**EXERCISE AIM:**
Exactly repeat the full listing that follows.

»»

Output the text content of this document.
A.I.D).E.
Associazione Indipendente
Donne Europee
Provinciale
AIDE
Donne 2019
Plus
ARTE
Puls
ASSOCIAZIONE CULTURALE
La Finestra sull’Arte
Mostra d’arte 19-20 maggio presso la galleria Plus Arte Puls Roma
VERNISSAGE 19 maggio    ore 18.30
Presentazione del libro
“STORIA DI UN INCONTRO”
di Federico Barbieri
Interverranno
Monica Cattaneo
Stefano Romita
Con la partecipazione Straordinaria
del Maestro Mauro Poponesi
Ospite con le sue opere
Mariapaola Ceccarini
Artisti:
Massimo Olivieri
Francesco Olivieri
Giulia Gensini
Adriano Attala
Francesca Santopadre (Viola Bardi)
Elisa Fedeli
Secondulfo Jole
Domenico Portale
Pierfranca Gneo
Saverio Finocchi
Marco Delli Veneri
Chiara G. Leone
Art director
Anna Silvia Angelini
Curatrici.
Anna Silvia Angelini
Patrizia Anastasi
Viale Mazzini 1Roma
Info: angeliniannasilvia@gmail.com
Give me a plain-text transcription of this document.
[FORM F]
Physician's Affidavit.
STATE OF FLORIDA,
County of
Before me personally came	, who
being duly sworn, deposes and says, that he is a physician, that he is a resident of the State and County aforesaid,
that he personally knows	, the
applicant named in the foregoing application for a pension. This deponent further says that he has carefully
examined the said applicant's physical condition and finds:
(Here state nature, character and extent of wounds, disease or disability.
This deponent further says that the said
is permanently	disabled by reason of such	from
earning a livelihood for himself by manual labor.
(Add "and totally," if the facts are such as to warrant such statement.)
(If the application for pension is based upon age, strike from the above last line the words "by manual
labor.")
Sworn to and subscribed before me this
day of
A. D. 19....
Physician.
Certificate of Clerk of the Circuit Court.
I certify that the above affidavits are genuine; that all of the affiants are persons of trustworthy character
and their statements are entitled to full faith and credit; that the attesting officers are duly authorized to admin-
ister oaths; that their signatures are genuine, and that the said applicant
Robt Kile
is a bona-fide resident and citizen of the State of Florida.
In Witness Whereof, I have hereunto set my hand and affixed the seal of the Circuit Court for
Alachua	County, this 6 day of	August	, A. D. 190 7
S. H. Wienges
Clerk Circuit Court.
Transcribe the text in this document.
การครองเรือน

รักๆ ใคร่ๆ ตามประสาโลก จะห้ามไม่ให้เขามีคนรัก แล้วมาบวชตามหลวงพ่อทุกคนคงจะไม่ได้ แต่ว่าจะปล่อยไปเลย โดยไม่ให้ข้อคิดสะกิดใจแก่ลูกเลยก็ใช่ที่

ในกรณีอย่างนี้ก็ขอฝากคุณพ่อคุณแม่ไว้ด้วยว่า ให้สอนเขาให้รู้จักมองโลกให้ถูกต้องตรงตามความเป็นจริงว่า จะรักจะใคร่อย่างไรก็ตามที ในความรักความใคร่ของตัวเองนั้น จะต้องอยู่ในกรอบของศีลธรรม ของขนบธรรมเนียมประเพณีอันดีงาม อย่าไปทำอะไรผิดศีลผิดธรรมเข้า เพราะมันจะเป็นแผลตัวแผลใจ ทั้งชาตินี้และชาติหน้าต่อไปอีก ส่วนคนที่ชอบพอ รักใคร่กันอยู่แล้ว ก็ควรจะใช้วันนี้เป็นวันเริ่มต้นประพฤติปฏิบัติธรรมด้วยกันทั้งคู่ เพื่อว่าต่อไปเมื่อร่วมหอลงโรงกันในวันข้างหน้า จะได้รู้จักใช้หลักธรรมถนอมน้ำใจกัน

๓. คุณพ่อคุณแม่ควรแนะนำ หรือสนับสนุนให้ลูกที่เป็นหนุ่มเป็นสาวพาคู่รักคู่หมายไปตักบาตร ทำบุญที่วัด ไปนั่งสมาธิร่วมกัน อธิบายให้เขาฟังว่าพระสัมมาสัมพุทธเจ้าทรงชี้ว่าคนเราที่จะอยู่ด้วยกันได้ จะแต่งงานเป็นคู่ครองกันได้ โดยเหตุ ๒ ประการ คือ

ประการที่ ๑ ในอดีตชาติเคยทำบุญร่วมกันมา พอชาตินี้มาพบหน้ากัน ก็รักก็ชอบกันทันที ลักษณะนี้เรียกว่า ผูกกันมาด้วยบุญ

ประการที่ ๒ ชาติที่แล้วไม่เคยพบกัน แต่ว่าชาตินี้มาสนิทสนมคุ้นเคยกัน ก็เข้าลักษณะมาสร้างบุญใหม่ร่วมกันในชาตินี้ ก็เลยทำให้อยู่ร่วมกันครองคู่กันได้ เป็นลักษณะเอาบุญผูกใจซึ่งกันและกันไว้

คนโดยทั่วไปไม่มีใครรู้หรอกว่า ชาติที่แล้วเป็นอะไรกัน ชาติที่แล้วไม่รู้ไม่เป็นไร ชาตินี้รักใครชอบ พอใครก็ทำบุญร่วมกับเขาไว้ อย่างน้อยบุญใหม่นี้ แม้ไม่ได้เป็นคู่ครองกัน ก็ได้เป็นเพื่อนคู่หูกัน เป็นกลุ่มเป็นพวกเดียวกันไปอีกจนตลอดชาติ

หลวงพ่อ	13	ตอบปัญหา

««

**COMPLETED TASK:**
Output the text content of this document.
A.I.D).E.
Associazione Indipendente
Donne Europee
Provinciale
AIDE
Donne 2019
Plus
ARTE
Puls
ASSOCIAZIONE CULTURALE
La Finestra sull’Arte
Mostra d’arte 19-20 maggio presso la galleria Plus Arte Puls Roma
VERNISSAGE 19 maggio    ore 18.30
Presentazione del libro
“STORIA DI UN INCONTRO”
di Federico Barbieri
Interverranno
Monica Cattaneo
Stefano Romita
Con la partecipazione Straordinaria
del Maestro Mauro Poponesi
Ospite con le sue opere
Mariapaola Ceccarini
Artisti:
Massimo Olivieri
Francesco Olivieri
Giulia Gensini
Adriano Attala
Francesca Santopadre (Viola Bardi)
Elisa Fedeli
Secondulfo Jole
Domenico Portale
Pierfranca Gneo
Saverio Finocchi
Marco Delli Veneri
Chiara G. Leone
Art director
Anna Silvia Angelini
Curatrici.
Anna Silvia Angelini
Patrizia Anastasi
Viale Mazzini 1Roma
Info: angeliniannasilvia@gmail.com
Give me a plain-text transcription of this document.
[FORM F]
Physician's Affidavit.
STATE OF FLORIDA,
County of
Before me personally came	, who
being duly sworn, deposes and says, that he is a physician, that he is a resident of the State and County aforesaid,
that he personally knows	, the
applicant named in the foregoing application for a pension. This deponent further says that he has carefully
examined the said applicant's physical condition and finds:
(Here state nature, character and extent of wounds, disease or disability.
This deponent further says that the said
is permanently	disabled by reason of such	from
earning a livelihood for himself by manual labor.
(Add "and totally," if the facts are such as to warrant such statement.)
(If the application for pension is based upon age, strike from the above last line the words "by manual
labor.")
Sworn to and subscribed before me this
day of
A. D. 19....
Physician.
Certificate of Clerk of the Circuit Court.
I certify that the above affidavits are genuine; that all of the affiants are persons of trustworthy character
and their statements are entitled to full faith and credit; that the attesting officers are duly authorized to admin-
ister oaths; that their signatures are genuine, and that the said applicant
Robt Kile
is a bona-fide resident and citizen of the State of Florida.
In Witness Whereof, I have hereunto set my hand and affixed the seal of the Circuit Court for
Alachua	County, this 6 day of	August	, A. D. 190 7
S. H. Wienges
Clerk Circuit Court.
Transcribe the text in this document.
การครองเรือน

รักๆ ใคร่ๆ ตามประสาโลก จะห้ามไม่ให้เขามีคนรัก แล้วมาบวชตามหลวงพ่อทุกคนคงจะไม่ได้ แต่ว่าจะปล่อยไปเลย โดยไม่ให้ข้อคิดสะกิดใจแก่ลูกเลยก็ใช่ที่

ในกรณีอย่างนี้ก็ขอฝากคุณพ่อคุณแม่ไว้ด้วยว่า ให้สอนเขาให้รู้จักมองโลกให้ถูกต้องตรงตามความเป็นจริงว่า จะรักจะใคร่อย่างไรก็ตามที ในความรักความใคร่ของตัวเองนั้น จะต้องอยู่ในกรอบของศีลธรรม ของขนบธรรมเนียมประเพณีอันดีงาม อย่าไปทำอะไรผิดศีลผิดธรรมเข้า เพราะมันจะเป็นแผลตัวแผลใจ ทั้งชาตินี้และชาติหน้าต่อไปอีก ส่วนคนที่ชอบพอ รักใคร่กันอยู่แล้ว ก็ควรจะใช้วันนี้เป็นวันเริ่มต้นประพฤติปฏิบัติธรรมด้วยกันทั้งคู่ เพื่อว่าต่อไปเมื่อร่วมหอลงโรงกันในวันข้างหน้า จะได้รู้จักใช้หลักธรรมถนอมน้ำใจกัน

๓. คุณพ่อคุณแม่ควรแนะนำ หรือสนับสนุนให้ลูกที่เป็นหนุ่มเป็นสาวพาคู่รักคู่หมายไปตักบาตร ทำบุญที่วัด ไปนั่งสมาธิร่วมกัน อธิบายให้เขาฟังว่าพระสัมมาสัมพุทธเจ้าทรงชี้ว่าคนเราที่จะอยู่ด้วยกันได้ จะแต่งงานเป็นคู่ครองกันได้ โดยเหตุ ๒ ประการ คือ

ประการที่ ๑ ในอดีตชาติเคยทำบุญร่วมกันมา พอชาตินี้มาพบหน้ากัน ก็รักก็ชอบกันทันที ลักษณะนี้เรียกว่า ผูกกันมาด้วยบุญ

ประการที่ ๒ ชาติที่แล้วไม่เคยพบกัน แต่ว่าชาตินี้มาสนิทสนมคุ้นเคยกัน ก็เข้าลักษณะมาสร้างบุญใหม่ร่วมกันในชาตินี้ ก็เลยทำให้อยู่ร่วมกันครองคู่กันได้ เป็นลักษณะเอาบุญผูกใจซึ่งกันและกันไว้

คนโดยทั่วไปไม่มีใครรู้หรอกว่า ชาติที่แล้วเป็นอะไรกัน ชาติที่แล้วไม่รู้ไม่เป็นไร ชาตินี้รักใครชอบ พอใครก็ทำบุญร่วมกับเขาไว้ อย่างน้อยบุญใหม่นี้ แม้ไม่ได้เป็นคู่ครองกัน ก็ได้เป็นเพื่อนคู่หูกัน เป็นกลุ่มเป็นพวกเดียวกันไปอีกจนตลอดชาติ

หลวงพ่อ	13	ตอบปัญหา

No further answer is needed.